Leave out the pictures and copy the remaining records exactly.

────────────────────

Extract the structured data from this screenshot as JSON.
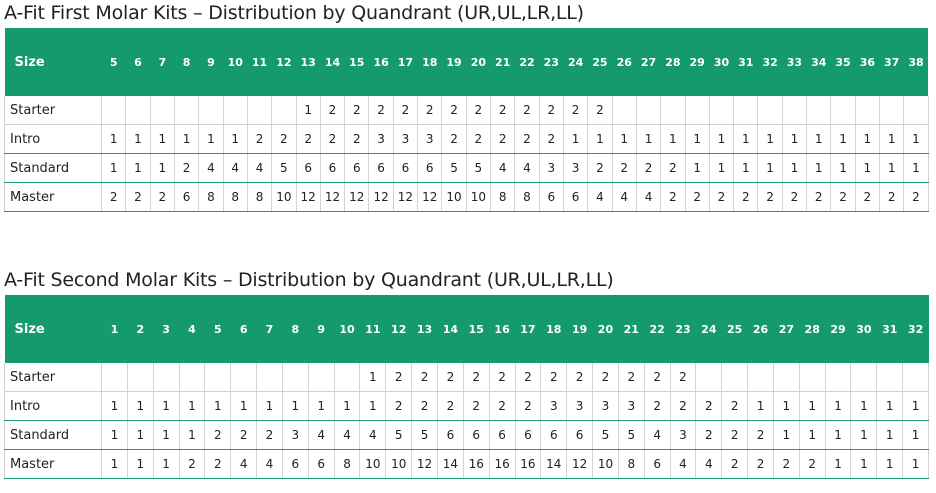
{
  "tables": [
    {
      "title": "A-Fit First Molar Kits – Distribution by Quandrant (UR,UL,LR,LL)",
      "size_label": "Size",
      "sizes": [
        "5",
        "6",
        "7",
        "8",
        "9",
        "10",
        "11",
        "12",
        "13",
        "14",
        "15",
        "16",
        "17",
        "18",
        "19",
        "20",
        "21",
        "22",
        "23",
        "24",
        "25",
        "26",
        "27",
        "28",
        "29",
        "30",
        "31",
        "32",
        "33",
        "34",
        "35",
        "36",
        "37",
        "38"
      ],
      "rows": [
        {
          "label": "Starter",
          "values": [
            "",
            "",
            "",
            "",
            "",
            "",
            "",
            "",
            "1",
            "2",
            "2",
            "2",
            "2",
            "2",
            "2",
            "2",
            "2",
            "2",
            "2",
            "2",
            "2",
            "",
            "",
            "",
            "",
            "",
            "",
            "",
            "",
            "",
            "",
            "",
            "",
            ""
          ]
        },
        {
          "label": "Intro",
          "values": [
            "1",
            "1",
            "1",
            "1",
            "1",
            "1",
            "2",
            "2",
            "2",
            "2",
            "2",
            "3",
            "3",
            "3",
            "2",
            "2",
            "2",
            "2",
            "2",
            "1",
            "1",
            "1",
            "1",
            "1",
            "1",
            "1",
            "1",
            "1",
            "1",
            "1",
            "1",
            "1",
            "1",
            "1"
          ]
        },
        {
          "label": "Standard",
          "values": [
            "1",
            "1",
            "1",
            "2",
            "4",
            "4",
            "4",
            "5",
            "6",
            "6",
            "6",
            "6",
            "6",
            "6",
            "5",
            "5",
            "4",
            "4",
            "3",
            "3",
            "2",
            "2",
            "2",
            "2",
            "1",
            "1",
            "1",
            "1",
            "1",
            "1",
            "1",
            "1",
            "1",
            "1"
          ]
        },
        {
          "label": "Master",
          "values": [
            "2",
            "2",
            "2",
            "6",
            "8",
            "8",
            "8",
            "10",
            "12",
            "12",
            "12",
            "12",
            "12",
            "12",
            "10",
            "10",
            "8",
            "8",
            "6",
            "6",
            "4",
            "4",
            "4",
            "2",
            "2",
            "2",
            "2",
            "2",
            "2",
            "2",
            "2",
            "2",
            "2",
            "2"
          ]
        }
      ]
    },
    {
      "title": "A-Fit Second Molar Kits – Distribution by Quandrant (UR,UL,LR,LL)",
      "size_label": "Size",
      "sizes": [
        "1",
        "2",
        "3",
        "4",
        "5",
        "6",
        "7",
        "8",
        "9",
        "10",
        "11",
        "12",
        "13",
        "14",
        "15",
        "16",
        "17",
        "18",
        "19",
        "20",
        "21",
        "22",
        "23",
        "24",
        "25",
        "26",
        "27",
        "28",
        "29",
        "30",
        "31",
        "32"
      ],
      "rows": [
        {
          "label": "Starter",
          "values": [
            "",
            "",
            "",
            "",
            "",
            "",
            "",
            "",
            "",
            "",
            "1",
            "2",
            "2",
            "2",
            "2",
            "2",
            "2",
            "2",
            "2",
            "2",
            "2",
            "2",
            "2",
            "",
            "",
            "",
            "",
            "",
            "",
            "",
            "",
            ""
          ]
        },
        {
          "label": "Intro",
          "values": [
            "1",
            "1",
            "1",
            "1",
            "1",
            "1",
            "1",
            "1",
            "1",
            "1",
            "1",
            "2",
            "2",
            "2",
            "2",
            "2",
            "2",
            "3",
            "3",
            "3",
            "3",
            "2",
            "2",
            "2",
            "2",
            "1",
            "1",
            "1",
            "1",
            "1",
            "1",
            "1"
          ]
        },
        {
          "label": "Standard",
          "values": [
            "1",
            "1",
            "1",
            "1",
            "2",
            "2",
            "2",
            "3",
            "4",
            "4",
            "4",
            "5",
            "5",
            "6",
            "6",
            "6",
            "6",
            "6",
            "6",
            "5",
            "5",
            "4",
            "3",
            "2",
            "2",
            "2",
            "1",
            "1",
            "1",
            "1",
            "1",
            "1"
          ]
        },
        {
          "label": "Master",
          "values": [
            "1",
            "1",
            "1",
            "2",
            "2",
            "4",
            "4",
            "6",
            "6",
            "8",
            "10",
            "10",
            "12",
            "14",
            "16",
            "16",
            "16",
            "14",
            "12",
            "10",
            "8",
            "6",
            "4",
            "4",
            "2",
            "2",
            "2",
            "2",
            "1",
            "1",
            "1",
            "1"
          ]
        }
      ]
    }
  ]
}
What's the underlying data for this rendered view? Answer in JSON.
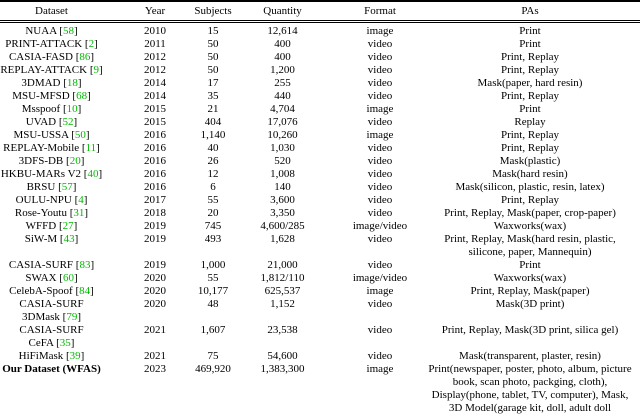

────────────────────

### Response to this exercise:
Extract the structured data from this screenshot as JSON.
{
  "tables": [
    {
      "title": "A-Fit First Molar Kits – Distribution by Quandrant (UR,UL,LR,LL)",
      "size_label": "Size",
      "sizes": [
        "5",
        "6",
        "7",
        "8",
        "9",
        "10",
        "11",
        "12",
        "13",
        "14",
        "15",
        "16",
        "17",
        "18",
        "19",
        "20",
        "21",
        "22",
        "23",
        "24",
        "25",
        "26",
        "27",
        "28",
        "29",
        "30",
        "31",
        "32",
        "33",
        "34",
        "35",
        "36",
        "37",
        "38"
      ],
      "rows": [
        {
          "label": "Starter",
          "values": [
            "",
            "",
            "",
            "",
            "",
            "",
            "",
            "",
            "1",
            "2",
            "2",
            "2",
            "2",
            "2",
            "2",
            "2",
            "2",
            "2",
            "2",
            "2",
            "2",
            "",
            "",
            "",
            "",
            "",
            "",
            "",
            "",
            "",
            "",
            "",
            "",
            ""
          ]
        },
        {
          "label": "Intro",
          "values": [
            "1",
            "1",
            "1",
            "1",
            "1",
            "1",
            "2",
            "2",
            "2",
            "2",
            "2",
            "3",
            "3",
            "3",
            "2",
            "2",
            "2",
            "2",
            "2",
            "1",
            "1",
            "1",
            "1",
            "1",
            "1",
            "1",
            "1",
            "1",
            "1",
            "1",
            "1",
            "1",
            "1",
            "1"
          ]
        },
        {
          "label": "Standard",
          "values": [
            "1",
            "1",
            "1",
            "2",
            "4",
            "4",
            "4",
            "5",
            "6",
            "6",
            "6",
            "6",
            "6",
            "6",
            "5",
            "5",
            "4",
            "4",
            "3",
            "3",
            "2",
            "2",
            "2",
            "2",
            "1",
            "1",
            "1",
            "1",
            "1",
            "1",
            "1",
            "1",
            "1",
            "1"
          ]
        },
        {
          "label": "Master",
          "values": [
            "2",
            "2",
            "2",
            "6",
            "8",
            "8",
            "8",
            "10",
            "12",
            "12",
            "12",
            "12",
            "12",
            "12",
            "10",
            "10",
            "8",
            "8",
            "6",
            "6",
            "4",
            "4",
            "4",
            "2",
            "2",
            "2",
            "2",
            "2",
            "2",
            "2",
            "2",
            "2",
            "2",
            "2"
          ]
        }
      ]
    },
    {
      "title": "A-Fit Second Molar Kits – Distribution by Quandrant (UR,UL,LR,LL)",
      "size_label": "Size",
      "sizes": [
        "1",
        "2",
        "3",
        "4",
        "5",
        "6",
        "7",
        "8",
        "9",
        "10",
        "11",
        "12",
        "13",
        "14",
        "15",
        "16",
        "17",
        "18",
        "19",
        "20",
        "21",
        "22",
        "23",
        "24",
        "25",
        "26",
        "27",
        "28",
        "29",
        "30",
        "31",
        "32"
      ],
      "rows": [
        {
          "label": "Starter",
          "values": [
            "",
            "",
            "",
            "",
            "",
            "",
            "",
            "",
            "",
            "",
            "1",
            "2",
            "2",
            "2",
            "2",
            "2",
            "2",
            "2",
            "2",
            "2",
            "2",
            "2",
            "2",
            "",
            "",
            "",
            "",
            "",
            "",
            "",
            "",
            ""
          ]
        },
        {
          "label": "Intro",
          "values": [
            "1",
            "1",
            "1",
            "1",
            "1",
            "1",
            "1",
            "1",
            "1",
            "1",
            "1",
            "2",
            "2",
            "2",
            "2",
            "2",
            "2",
            "3",
            "3",
            "3",
            "3",
            "2",
            "2",
            "2",
            "2",
            "1",
            "1",
            "1",
            "1",
            "1",
            "1",
            "1"
          ]
        },
        {
          "label": "Standard",
          "values": [
            "1",
            "1",
            "1",
            "1",
            "2",
            "2",
            "2",
            "3",
            "4",
            "4",
            "4",
            "5",
            "5",
            "6",
            "6",
            "6",
            "6",
            "6",
            "6",
            "5",
            "5",
            "4",
            "3",
            "2",
            "2",
            "2",
            "1",
            "1",
            "1",
            "1",
            "1",
            "1"
          ]
        },
        {
          "label": "Master",
          "values": [
            "1",
            "1",
            "1",
            "2",
            "2",
            "4",
            "4",
            "6",
            "6",
            "8",
            "10",
            "10",
            "12",
            "14",
            "16",
            "16",
            "16",
            "14",
            "12",
            "10",
            "8",
            "6",
            "4",
            "4",
            "2",
            "2",
            "2",
            "2",
            "1",
            "1",
            "1",
            "1"
          ]
        }
      ]
    }
  ]
}
What's the underlying data for this rendered view? Answer in JSON.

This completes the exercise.